Short exercise | Every entry must be given again exactly.

begin

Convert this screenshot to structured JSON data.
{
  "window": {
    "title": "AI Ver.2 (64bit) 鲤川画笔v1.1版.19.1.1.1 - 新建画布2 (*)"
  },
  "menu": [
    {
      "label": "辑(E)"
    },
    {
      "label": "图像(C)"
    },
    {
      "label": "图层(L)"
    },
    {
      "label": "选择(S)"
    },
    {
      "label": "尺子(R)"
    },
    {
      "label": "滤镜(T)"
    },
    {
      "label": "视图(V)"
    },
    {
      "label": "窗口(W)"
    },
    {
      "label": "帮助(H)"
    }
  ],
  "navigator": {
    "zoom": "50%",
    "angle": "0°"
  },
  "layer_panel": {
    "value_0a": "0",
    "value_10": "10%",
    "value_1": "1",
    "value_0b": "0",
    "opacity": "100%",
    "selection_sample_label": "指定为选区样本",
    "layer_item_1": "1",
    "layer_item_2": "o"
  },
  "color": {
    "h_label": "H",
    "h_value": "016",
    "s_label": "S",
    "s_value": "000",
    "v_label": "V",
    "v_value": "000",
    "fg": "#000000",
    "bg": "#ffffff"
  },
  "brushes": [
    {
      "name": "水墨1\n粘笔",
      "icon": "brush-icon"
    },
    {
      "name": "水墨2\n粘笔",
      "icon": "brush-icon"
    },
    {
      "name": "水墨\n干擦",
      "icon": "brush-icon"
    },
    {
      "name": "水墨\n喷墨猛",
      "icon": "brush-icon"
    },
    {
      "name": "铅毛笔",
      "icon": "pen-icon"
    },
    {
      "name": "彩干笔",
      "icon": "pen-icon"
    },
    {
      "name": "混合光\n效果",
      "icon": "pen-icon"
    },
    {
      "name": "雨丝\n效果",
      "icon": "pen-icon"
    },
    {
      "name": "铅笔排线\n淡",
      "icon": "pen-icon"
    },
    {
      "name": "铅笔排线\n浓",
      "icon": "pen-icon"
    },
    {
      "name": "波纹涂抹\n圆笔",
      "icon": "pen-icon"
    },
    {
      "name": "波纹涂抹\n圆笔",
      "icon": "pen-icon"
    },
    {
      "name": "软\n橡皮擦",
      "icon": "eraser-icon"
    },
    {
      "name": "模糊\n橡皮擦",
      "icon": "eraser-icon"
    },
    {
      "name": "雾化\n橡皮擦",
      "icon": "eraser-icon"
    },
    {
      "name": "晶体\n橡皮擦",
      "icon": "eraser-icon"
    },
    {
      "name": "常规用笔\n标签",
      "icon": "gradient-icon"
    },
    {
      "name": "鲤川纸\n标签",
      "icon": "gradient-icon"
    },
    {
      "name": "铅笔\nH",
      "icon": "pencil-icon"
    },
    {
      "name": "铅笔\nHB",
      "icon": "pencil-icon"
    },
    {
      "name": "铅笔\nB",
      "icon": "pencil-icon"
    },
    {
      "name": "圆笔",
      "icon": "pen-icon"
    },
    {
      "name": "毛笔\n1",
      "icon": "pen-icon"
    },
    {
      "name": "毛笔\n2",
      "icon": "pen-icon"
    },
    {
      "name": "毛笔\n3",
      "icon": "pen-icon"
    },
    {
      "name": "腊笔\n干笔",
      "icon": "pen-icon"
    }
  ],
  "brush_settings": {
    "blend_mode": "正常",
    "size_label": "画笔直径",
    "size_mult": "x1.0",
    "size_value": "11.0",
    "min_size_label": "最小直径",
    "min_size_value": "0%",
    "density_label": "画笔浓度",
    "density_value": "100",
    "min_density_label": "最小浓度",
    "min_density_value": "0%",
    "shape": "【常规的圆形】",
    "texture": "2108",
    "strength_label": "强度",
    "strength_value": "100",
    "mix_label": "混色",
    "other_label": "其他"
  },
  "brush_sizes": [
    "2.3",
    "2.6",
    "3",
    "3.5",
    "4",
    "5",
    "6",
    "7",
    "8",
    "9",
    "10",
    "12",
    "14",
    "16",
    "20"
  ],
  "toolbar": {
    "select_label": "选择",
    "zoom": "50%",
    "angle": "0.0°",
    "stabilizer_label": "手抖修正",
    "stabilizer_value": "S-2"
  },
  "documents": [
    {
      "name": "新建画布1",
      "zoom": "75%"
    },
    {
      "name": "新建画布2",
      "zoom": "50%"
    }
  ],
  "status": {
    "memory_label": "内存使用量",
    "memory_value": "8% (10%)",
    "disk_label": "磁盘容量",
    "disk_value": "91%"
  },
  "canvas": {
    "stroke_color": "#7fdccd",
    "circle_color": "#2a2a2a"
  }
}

end

Result |
Convert this screenshot to structured JSON data.
{
  "window": {
    "title": "AI Ver.2 (64bit) 鲤川画笔v1.1版.19.1.1.1 - 新建画布2 (*)"
  },
  "menu": [
    {
      "label": "辑(E)"
    },
    {
      "label": "图像(C)"
    },
    {
      "label": "图层(L)"
    },
    {
      "label": "选择(S)"
    },
    {
      "label": "尺子(R)"
    },
    {
      "label": "滤镜(T)"
    },
    {
      "label": "视图(V)"
    },
    {
      "label": "窗口(W)"
    },
    {
      "label": "帮助(H)"
    }
  ],
  "navigator": {
    "zoom": "50%",
    "angle": "0°"
  },
  "layer_panel": {
    "value_0a": "0",
    "value_10": "10%",
    "value_1": "1",
    "value_0b": "0",
    "opacity": "100%",
    "selection_sample_label": "指定为选区样本",
    "layer_item_1": "1",
    "layer_item_2": "o"
  },
  "color": {
    "h_label": "H",
    "h_value": "016",
    "s_label": "S",
    "s_value": "000",
    "v_label": "V",
    "v_value": "000",
    "fg": "#000000",
    "bg": "#ffffff"
  },
  "brushes": [
    {
      "name": "水墨1\n粘笔",
      "icon": "brush-icon"
    },
    {
      "name": "水墨2\n粘笔",
      "icon": "brush-icon"
    },
    {
      "name": "水墨\n干擦",
      "icon": "brush-icon"
    },
    {
      "name": "水墨\n喷墨猛",
      "icon": "brush-icon"
    },
    {
      "name": "铅毛笔",
      "icon": "pen-icon"
    },
    {
      "name": "彩干笔",
      "icon": "pen-icon"
    },
    {
      "name": "混合光\n效果",
      "icon": "pen-icon"
    },
    {
      "name": "雨丝\n效果",
      "icon": "pen-icon"
    },
    {
      "name": "铅笔排线\n淡",
      "icon": "pen-icon"
    },
    {
      "name": "铅笔排线\n浓",
      "icon": "pen-icon"
    },
    {
      "name": "波纹涂抹\n圆笔",
      "icon": "pen-icon"
    },
    {
      "name": "波纹涂抹\n圆笔",
      "icon": "pen-icon"
    },
    {
      "name": "软\n橡皮擦",
      "icon": "eraser-icon"
    },
    {
      "name": "模糊\n橡皮擦",
      "icon": "eraser-icon"
    },
    {
      "name": "雾化\n橡皮擦",
      "icon": "eraser-icon"
    },
    {
      "name": "晶体\n橡皮擦",
      "icon": "eraser-icon"
    },
    {
      "name": "常规用笔\n标签",
      "icon": "gradient-icon"
    },
    {
      "name": "鲤川纸\n标签",
      "icon": "gradient-icon"
    },
    {
      "name": "铅笔\nH",
      "icon": "pencil-icon"
    },
    {
      "name": "铅笔\nHB",
      "icon": "pencil-icon"
    },
    {
      "name": "铅笔\nB",
      "icon": "pencil-icon"
    },
    {
      "name": "圆笔",
      "icon": "pen-icon"
    },
    {
      "name": "毛笔\n1",
      "icon": "pen-icon"
    },
    {
      "name": "毛笔\n2",
      "icon": "pen-icon"
    },
    {
      "name": "毛笔\n3",
      "icon": "pen-icon"
    },
    {
      "name": "腊笔\n干笔",
      "icon": "pen-icon"
    }
  ],
  "brush_settings": {
    "blend_mode": "正常",
    "size_label": "画笔直径",
    "size_mult": "x1.0",
    "size_value": "11.0",
    "min_size_label": "最小直径",
    "min_size_value": "0%",
    "density_label": "画笔浓度",
    "density_value": "100",
    "min_density_label": "最小浓度",
    "min_density_value": "0%",
    "shape": "【常规的圆形】",
    "texture": "2108",
    "strength_label": "强度",
    "strength_value": "100",
    "mix_label": "混色",
    "other_label": "其他"
  },
  "brush_sizes": [
    "2.3",
    "2.6",
    "3",
    "3.5",
    "4",
    "5",
    "6",
    "7",
    "8",
    "9",
    "10",
    "12",
    "14",
    "16",
    "20"
  ],
  "toolbar": {
    "select_label": "选择",
    "zoom": "50%",
    "angle": "0.0°",
    "stabilizer_label": "手抖修正",
    "stabilizer_value": "S-2"
  },
  "documents": [
    {
      "name": "新建画布1",
      "zoom": "75%"
    },
    {
      "name": "新建画布2",
      "zoom": "50%"
    }
  ],
  "status": {
    "memory_label": "内存使用量",
    "memory_value": "8% (10%)",
    "disk_label": "磁盘容量",
    "disk_value": "91%"
  },
  "canvas": {
    "stroke_color": "#7fdccd",
    "circle_color": "#2a2a2a"
  }
}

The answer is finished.